* BEGIN Material provided *

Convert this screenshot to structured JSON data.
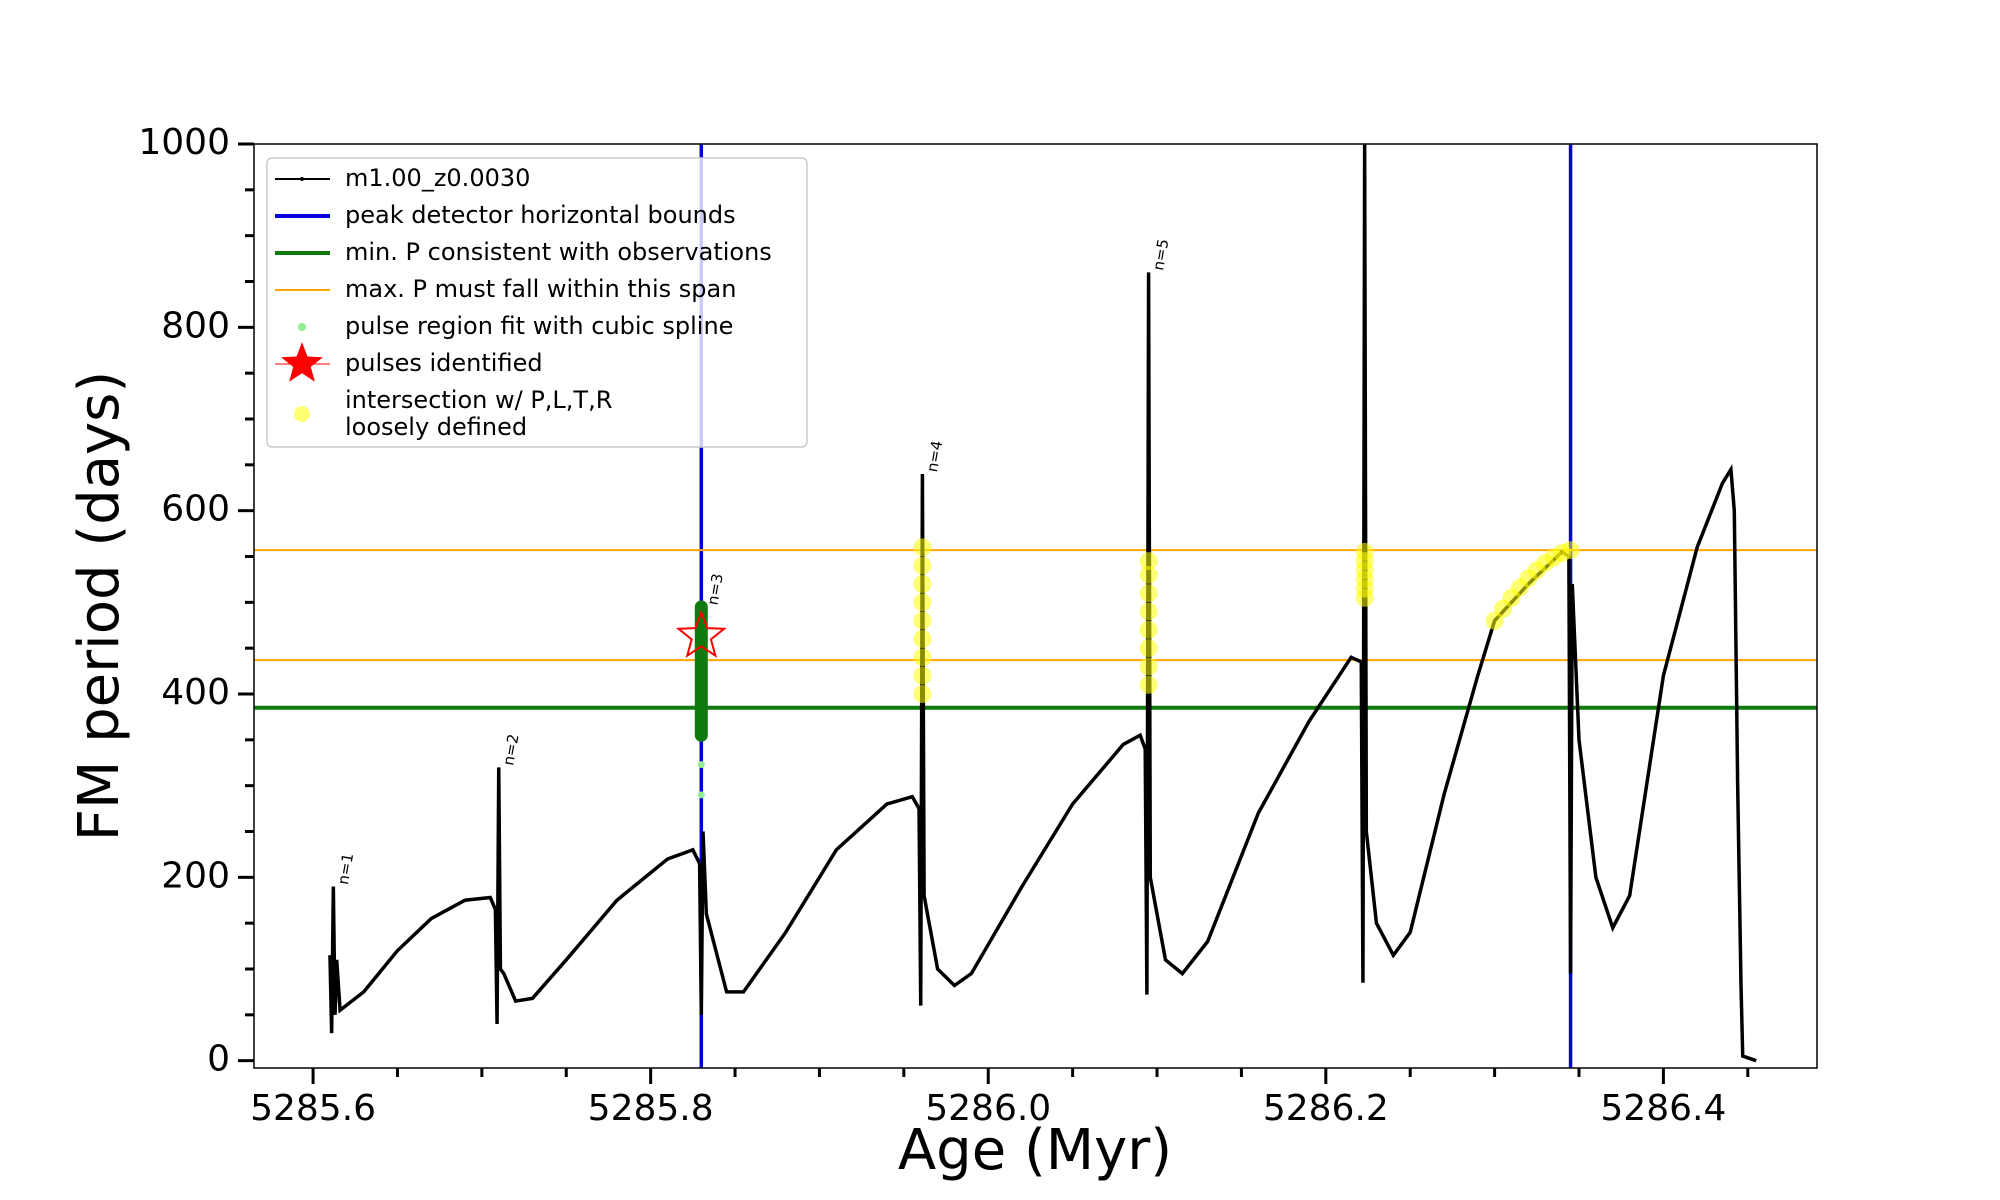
{
  "chart_data": {
    "type": "line",
    "xlabel": "Age (Myr)",
    "ylabel": "FM period (days)",
    "xlim": [
      5285.565,
      5286.491
    ],
    "ylim": [
      -8,
      1000
    ],
    "xticks": [
      5285.6,
      5285.8,
      {
        "value": 5286,
        "label": "5286.0"
      },
      5286.2,
      5286.4
    ],
    "yticks": [
      0,
      200,
      400,
      600,
      800,
      1000
    ],
    "xticks_minor": [
      5285.55,
      5285.65,
      5285.7,
      5285.75,
      5285.85,
      5285.9,
      5285.95,
      5286.05,
      5286.1,
      5286.15,
      5286.25,
      5286.3,
      5286.35,
      5286.45
    ],
    "yticks_minor": [
      50,
      100,
      150,
      250,
      300,
      350,
      450,
      500,
      550,
      650,
      700,
      750,
      850,
      900,
      950
    ],
    "series": [
      {
        "name": "m1.00_z0.0030",
        "kind": "line",
        "color": "#000000",
        "x": [
          5285.61,
          5285.611,
          5285.612,
          5285.613,
          5285.614,
          5285.616,
          5285.63,
          5285.65,
          5285.67,
          5285.69,
          5285.705,
          5285.708,
          5285.709,
          5285.71,
          5285.711,
          5285.713,
          5285.72,
          5285.73,
          5285.75,
          5285.78,
          5285.81,
          5285.825,
          5285.829,
          5285.83,
          5285.831,
          5285.833,
          5285.845,
          5285.855,
          5285.88,
          5285.91,
          5285.94,
          5285.955,
          5285.959,
          5285.96,
          5285.961,
          5285.962,
          5285.97,
          5285.98,
          5285.99,
          5286.02,
          5286.05,
          5286.08,
          5286.09,
          5286.093,
          5286.094,
          5286.095,
          5286.096,
          5286.105,
          5286.115,
          5286.13,
          5286.16,
          5286.19,
          5286.215,
          5286.221,
          5286.222,
          5286.223,
          5286.224,
          5286.23,
          5286.24,
          5286.25,
          5286.27,
          5286.29,
          5286.3,
          5286.32,
          5286.34,
          5286.344,
          5286.345,
          5286.346,
          5286.35,
          5286.36,
          5286.37,
          5286.38,
          5286.4,
          5286.42,
          5286.435,
          5286.44,
          5286.442,
          5286.444,
          5286.446,
          5286.447,
          5286.455
        ],
        "values": [
          115,
          30,
          190,
          50,
          110,
          55,
          75,
          120,
          155,
          175,
          178,
          165,
          40,
          320,
          100,
          95,
          65,
          68,
          110,
          175,
          220,
          230,
          215,
          50,
          250,
          160,
          75,
          75,
          140,
          230,
          280,
          288,
          275,
          60,
          640,
          180,
          100,
          82,
          95,
          190,
          280,
          345,
          355,
          340,
          72,
          860,
          200,
          110,
          95,
          130,
          270,
          370,
          440,
          435,
          85,
          1000,
          250,
          150,
          115,
          140,
          290,
          420,
          480,
          520,
          555,
          550,
          95,
          520,
          350,
          200,
          145,
          180,
          420,
          560,
          630,
          645,
          600,
          300,
          80,
          5,
          0
        ]
      },
      {
        "name": "peak detector horizontal bounds",
        "kind": "vline",
        "color": "#0000dd",
        "x": [
          5285.83,
          5286.345
        ]
      },
      {
        "name": "min. P consistent with observations",
        "kind": "hline",
        "color": "#107a10",
        "values": [
          385
        ]
      },
      {
        "name": "max. P must fall within this span",
        "kind": "hline",
        "color": "#ffa500",
        "values": [
          437,
          557
        ]
      },
      {
        "name": "pulse region fit with cubic spline",
        "kind": "scatter",
        "color": "#90ee90",
        "x": [
          5285.83,
          5285.83
        ],
        "values": [
          290,
          323
        ]
      },
      {
        "name": "pulses identified",
        "kind": "star",
        "color": "#ff0000",
        "x": [
          5285.83
        ],
        "values": [
          463
        ]
      },
      {
        "name": "intersection w/ P,L,T,R\nloosely defined",
        "kind": "scatter",
        "color": "#ffff00",
        "x": [
          5285.961,
          5285.961,
          5285.961,
          5285.961,
          5285.961,
          5285.961,
          5285.961,
          5285.961,
          5285.961,
          5286.095,
          5286.095,
          5286.095,
          5286.095,
          5286.095,
          5286.095,
          5286.095,
          5286.095,
          5286.223,
          5286.223,
          5286.223,
          5286.223,
          5286.223,
          5286.223,
          5286.3,
          5286.305,
          5286.31,
          5286.315,
          5286.32,
          5286.325,
          5286.33,
          5286.335,
          5286.34,
          5286.345
        ],
        "values": [
          400,
          420,
          440,
          460,
          480,
          500,
          520,
          540,
          560,
          410,
          430,
          450,
          470,
          490,
          510,
          530,
          545,
          505,
          515,
          525,
          535,
          545,
          555,
          480,
          493,
          505,
          516,
          526,
          535,
          543,
          549,
          554,
          557
        ]
      },
      {
        "kind": "segment",
        "color": "#107a10",
        "x": 5285.83,
        "ylow": 355,
        "yhigh": 495
      }
    ],
    "annotations": [
      {
        "text": "n=1",
        "x": 5285.612,
        "y": 190
      },
      {
        "text": "n=2",
        "x": 5285.71,
        "y": 320
      },
      {
        "text": "n=3",
        "x": 5285.831,
        "y": 495
      },
      {
        "text": "n=4",
        "x": 5285.961,
        "y": 640
      },
      {
        "text": "n=5",
        "x": 5286.095,
        "y": 860
      }
    ]
  }
}
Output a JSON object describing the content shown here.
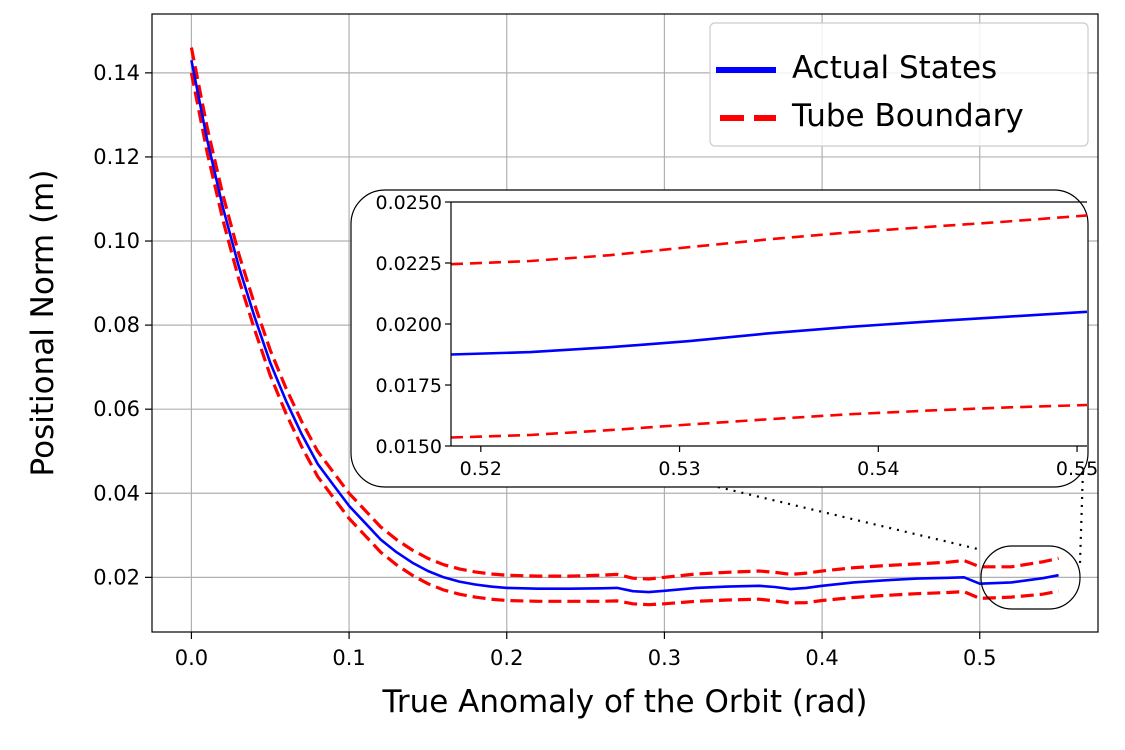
{
  "chart_data": {
    "type": "line",
    "xlabel": "True Anomaly of the Orbit (rad)",
    "ylabel": "Positional Norm (m)",
    "xlim": [
      -0.025,
      0.575
    ],
    "ylim": [
      0.007,
      0.154
    ],
    "grid": true,
    "legend_position": "top-right",
    "x_ticks": [
      0.0,
      0.1,
      0.2,
      0.3,
      0.4,
      0.5
    ],
    "x_tick_labels": [
      "0.0",
      "0.1",
      "0.2",
      "0.3",
      "0.4",
      "0.5"
    ],
    "y_ticks": [
      0.02,
      0.04,
      0.06,
      0.08,
      0.1,
      0.12,
      0.14
    ],
    "y_tick_labels": [
      "0.02",
      "0.04",
      "0.06",
      "0.08",
      "0.10",
      "0.12",
      "0.14"
    ],
    "x": [
      0.0,
      0.01,
      0.02,
      0.03,
      0.04,
      0.05,
      0.06,
      0.07,
      0.08,
      0.09,
      0.1,
      0.11,
      0.12,
      0.13,
      0.14,
      0.15,
      0.16,
      0.17,
      0.18,
      0.19,
      0.2,
      0.22,
      0.24,
      0.26,
      0.27,
      0.28,
      0.29,
      0.3,
      0.32,
      0.34,
      0.36,
      0.37,
      0.38,
      0.39,
      0.4,
      0.42,
      0.44,
      0.46,
      0.48,
      0.49,
      0.5,
      0.52,
      0.54,
      0.55
    ],
    "series": [
      {
        "name": "Actual States",
        "color": "#0000ff",
        "style": "solid",
        "values": [
          0.143,
          0.124,
          0.108,
          0.094,
          0.082,
          0.071,
          0.062,
          0.054,
          0.047,
          0.042,
          0.037,
          0.033,
          0.029,
          0.026,
          0.0235,
          0.0215,
          0.02,
          0.019,
          0.0183,
          0.0178,
          0.0175,
          0.0173,
          0.0173,
          0.0174,
          0.0175,
          0.0167,
          0.0165,
          0.0168,
          0.0175,
          0.0178,
          0.018,
          0.0177,
          0.0172,
          0.0175,
          0.018,
          0.0188,
          0.0193,
          0.0197,
          0.0199,
          0.02,
          0.0185,
          0.0188,
          0.0198,
          0.0205
        ]
      },
      {
        "name": "Tube Boundary",
        "color": "#ff0000",
        "style": "dashed",
        "values": [
          0.146,
          0.127,
          0.111,
          0.097,
          0.085,
          0.074,
          0.065,
          0.057,
          0.05,
          0.045,
          0.04,
          0.036,
          0.032,
          0.029,
          0.0265,
          0.0245,
          0.023,
          0.022,
          0.0213,
          0.0208,
          0.0205,
          0.0203,
          0.0203,
          0.0205,
          0.0207,
          0.0198,
          0.0196,
          0.02,
          0.0208,
          0.0212,
          0.0215,
          0.0212,
          0.0207,
          0.021,
          0.0215,
          0.0223,
          0.0228,
          0.0232,
          0.0236,
          0.024,
          0.0225,
          0.0225,
          0.0237,
          0.0245
        ]
      },
      {
        "name": "",
        "legend": false,
        "color": "#ff0000",
        "style": "dashed",
        "values": [
          0.14,
          0.121,
          0.105,
          0.091,
          0.079,
          0.068,
          0.059,
          0.051,
          0.044,
          0.039,
          0.034,
          0.03,
          0.026,
          0.023,
          0.0205,
          0.0185,
          0.017,
          0.016,
          0.0153,
          0.0148,
          0.0145,
          0.0143,
          0.0143,
          0.0143,
          0.0144,
          0.0137,
          0.0135,
          0.0137,
          0.0143,
          0.0146,
          0.0148,
          0.0144,
          0.0139,
          0.014,
          0.0145,
          0.0152,
          0.0157,
          0.0161,
          0.0164,
          0.0166,
          0.015,
          0.0153,
          0.016,
          0.0167
        ]
      }
    ],
    "legend": [
      {
        "label": "Actual States",
        "color": "#0000ff",
        "style": "solid"
      },
      {
        "label": "Tube Boundary",
        "color": "#ff0000",
        "style": "dashed"
      }
    ],
    "inset": {
      "xlim": [
        0.5185,
        0.5505
      ],
      "ylim": [
        0.015,
        0.025
      ],
      "x_ticks": [
        0.52,
        0.53,
        0.54,
        0.55
      ],
      "x_tick_labels": [
        "0.52",
        "0.53",
        "0.54",
        "0.55"
      ],
      "y_ticks": [
        0.015,
        0.0175,
        0.02,
        0.0225,
        0.025
      ],
      "y_tick_labels": [
        "0.0150",
        "0.0175",
        "0.0200",
        "0.0225",
        "0.0250"
      ],
      "x": [
        0.5185,
        0.5225,
        0.5265,
        0.5305,
        0.5345,
        0.5385,
        0.5425,
        0.5465,
        0.5505
      ],
      "series": [
        {
          "name": "Actual States",
          "color": "#0000ff",
          "style": "solid",
          "values": [
            0.01875,
            0.01885,
            0.01905,
            0.0193,
            0.01962,
            0.01988,
            0.0201,
            0.0203,
            0.0205
          ]
        },
        {
          "name": "Tube Boundary",
          "color": "#ff0000",
          "style": "dashed",
          "values": [
            0.02245,
            0.02258,
            0.02282,
            0.02315,
            0.02347,
            0.02375,
            0.02398,
            0.0242,
            0.02445
          ]
        },
        {
          "name": "",
          "legend": false,
          "color": "#ff0000",
          "style": "dashed",
          "values": [
            0.01535,
            0.01545,
            0.01565,
            0.01588,
            0.0161,
            0.0163,
            0.01645,
            0.01658,
            0.01668
          ]
        }
      ]
    }
  }
}
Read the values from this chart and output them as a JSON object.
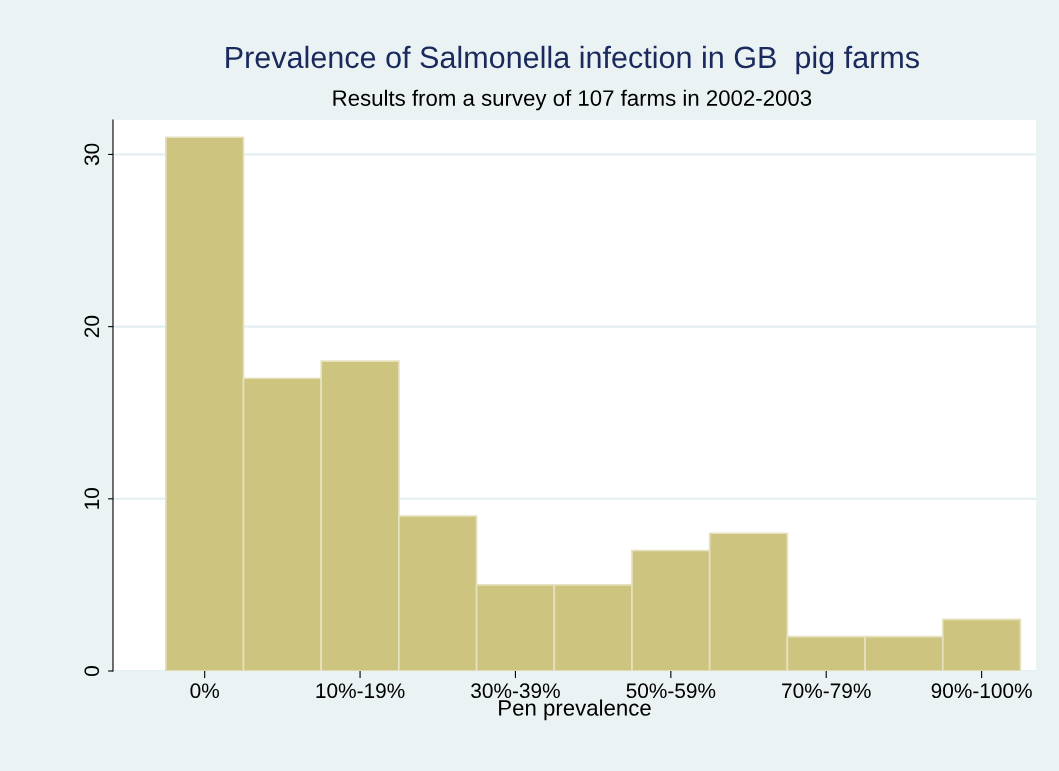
{
  "chart_data": {
    "type": "bar",
    "title": "Prevalence of Salmonella infection in GB  pig farms",
    "subtitle": "Results from a survey of 107 farms in 2002-2003",
    "xlabel": "Pen prevalence",
    "categories": [
      "0%",
      null,
      "10%-19%",
      null,
      "30%-39%",
      null,
      "50%-59%",
      null,
      "70%-79%",
      null,
      "90%-100%"
    ],
    "values": [
      31,
      17,
      18,
      9,
      5,
      5,
      7,
      8,
      2,
      2,
      3
    ],
    "color": "#cdc47f",
    "ylim": [
      0,
      32
    ],
    "yticks": [
      0,
      10,
      20,
      30
    ],
    "grid": "y"
  }
}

* END Material provided *

### Written request:
Scan the listing above and copy all lines containing the word "ylabel".

### Final answer:
    "ylabel": "FM period (days)",
    "ylabel": "Positional Norm (m)",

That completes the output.